STATED TASK 1 ::
In the crappie fishing text, what line strength does Darrell Baker use when he longline trolls in June?

TEXT EXTRACT ::
┄┄┄┄┄┄┄┄┄┄
Learning how to find and catch summertime crappie will help your young people be more interested in fishing and grow the sport since crappie don’t die after the spawn. To facilitate this, longtime Alabama crappie anglers Darrell Baker and Sonny Sipes have given us some of their crappie fishing tips.
After the Spawn Crappie Fishing Tips for Weiss Lake
Longtime crappier Darrell Baker of Centre, Alabama, has fished Weiss Lake for more than three decades and has guided on the lake for about 10 years. He’s an expert, with many crappie fishing tips, who realizes that crappie don’t die after the spawn.
“GDO,” asked Baker for his crappie fishing tips for the end of the May and the first of June, and he responded, “I’m primarily finding these post-spawn crappie in the mouths of spawning bays, in shallow water. The crappie haven’t made that big move to deep water yet. These crappie are suspended, just like pre-spawn crappie. Once the water temperature gets hotter, the crappie will be headed for the main river channel and become structure-oriented on the channel edges, which is where we’ll catch them in the summer.”
In June, Baker likes to longline troll for crappie, using 10- and 12-foot rods on the front of his boat and 7-1/2-footers off the boat’s back.
He fishes with 6-pound-test line and pulls 1/24-ounce jigs with Southern Pro Hot Grubs on them – primarily in the sour grape and blue chartreuse colors. He trolls over a 7-11 foot deep bottom but catches suspended crappie 5-6 feet deep, mainly fishing stump flats, with the crappie holding above the stumps but not tight to that structure.
┄┄┄┄┄┄┄┄┄┄
DATA SHOWN ::
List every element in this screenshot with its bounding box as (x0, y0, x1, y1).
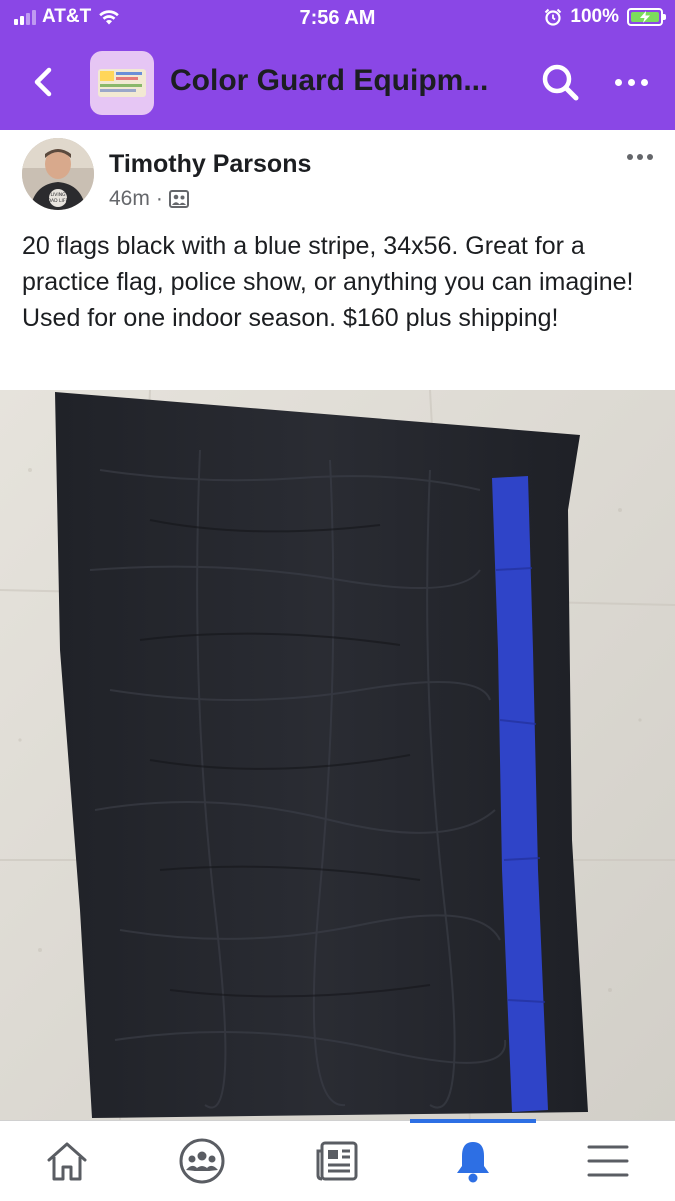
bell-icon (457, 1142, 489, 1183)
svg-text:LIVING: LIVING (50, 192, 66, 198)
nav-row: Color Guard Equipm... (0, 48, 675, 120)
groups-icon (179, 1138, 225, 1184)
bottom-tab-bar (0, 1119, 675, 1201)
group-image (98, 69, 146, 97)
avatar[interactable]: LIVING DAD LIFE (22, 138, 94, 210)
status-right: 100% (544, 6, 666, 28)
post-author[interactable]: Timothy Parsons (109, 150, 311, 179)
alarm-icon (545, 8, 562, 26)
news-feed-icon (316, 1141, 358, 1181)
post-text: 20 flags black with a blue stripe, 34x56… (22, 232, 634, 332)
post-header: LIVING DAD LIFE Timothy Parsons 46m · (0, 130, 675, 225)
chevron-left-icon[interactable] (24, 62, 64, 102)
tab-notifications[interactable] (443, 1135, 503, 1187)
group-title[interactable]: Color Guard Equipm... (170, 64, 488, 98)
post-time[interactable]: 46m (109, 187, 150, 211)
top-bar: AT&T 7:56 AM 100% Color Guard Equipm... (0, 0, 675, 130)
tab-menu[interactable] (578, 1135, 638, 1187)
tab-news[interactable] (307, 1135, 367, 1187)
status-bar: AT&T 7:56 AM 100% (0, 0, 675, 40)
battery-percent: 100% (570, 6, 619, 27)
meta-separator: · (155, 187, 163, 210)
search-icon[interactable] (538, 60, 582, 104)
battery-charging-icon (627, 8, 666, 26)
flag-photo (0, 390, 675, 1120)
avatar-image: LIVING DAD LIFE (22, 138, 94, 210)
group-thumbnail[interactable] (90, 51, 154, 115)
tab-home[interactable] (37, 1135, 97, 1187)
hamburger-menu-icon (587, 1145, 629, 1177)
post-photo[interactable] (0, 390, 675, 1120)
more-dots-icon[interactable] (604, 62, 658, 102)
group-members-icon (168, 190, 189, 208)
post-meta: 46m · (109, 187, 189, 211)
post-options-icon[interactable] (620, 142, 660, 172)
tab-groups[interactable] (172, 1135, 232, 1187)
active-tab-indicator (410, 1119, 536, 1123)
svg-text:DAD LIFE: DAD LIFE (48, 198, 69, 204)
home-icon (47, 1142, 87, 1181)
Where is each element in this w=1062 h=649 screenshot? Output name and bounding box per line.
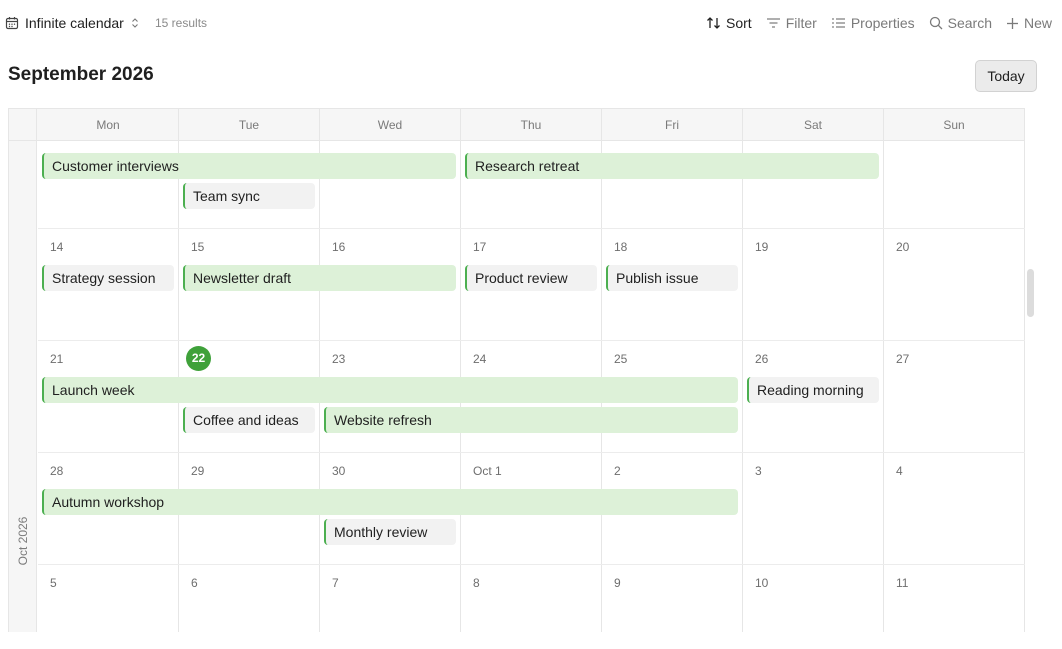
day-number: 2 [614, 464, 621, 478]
┄┄┄┄┄┄┄┄┄┄
STATED TASK 2 ::
Copy out everything in the records from the line containing "bell-icon (457, 1142, 489, 1183)" down to the line containing "post-time[interactable]: 46m (109, 187, 150, 211)", with both of those lines included.

FULL SOLUTION 1 ::
He uses 6-pound-test line.

FULL SOLUTION 2 ::
bell-icon (457, 1142, 489, 1183)
svg-text:LIVING: LIVING (50, 192, 66, 198)
nav-row: Color Guard Equipm... (0, 48, 675, 120)
groups-icon (179, 1138, 225, 1184)
bottom-tab-bar (0, 1119, 675, 1201)
group-image (98, 69, 146, 97)
avatar[interactable]: LIVING DAD LIFE (22, 138, 94, 210)
status-right: 100% (544, 6, 666, 28)
post-author[interactable]: Timothy Parsons (109, 150, 311, 179)
alarm-icon (545, 8, 562, 26)
news-feed-icon (316, 1141, 358, 1181)
post-text: 20 flags black with a blue stripe, 34x56… (22, 232, 634, 332)
post-header: LIVING DAD LIFE Timothy Parsons 46m · (0, 130, 675, 225)
chevron-left-icon[interactable] (24, 62, 64, 102)
tab-notifications[interactable] (443, 1135, 503, 1187)
group-title[interactable]: Color Guard Equipm... (170, 64, 488, 98)
post-time[interactable]: 46m (109, 187, 150, 211)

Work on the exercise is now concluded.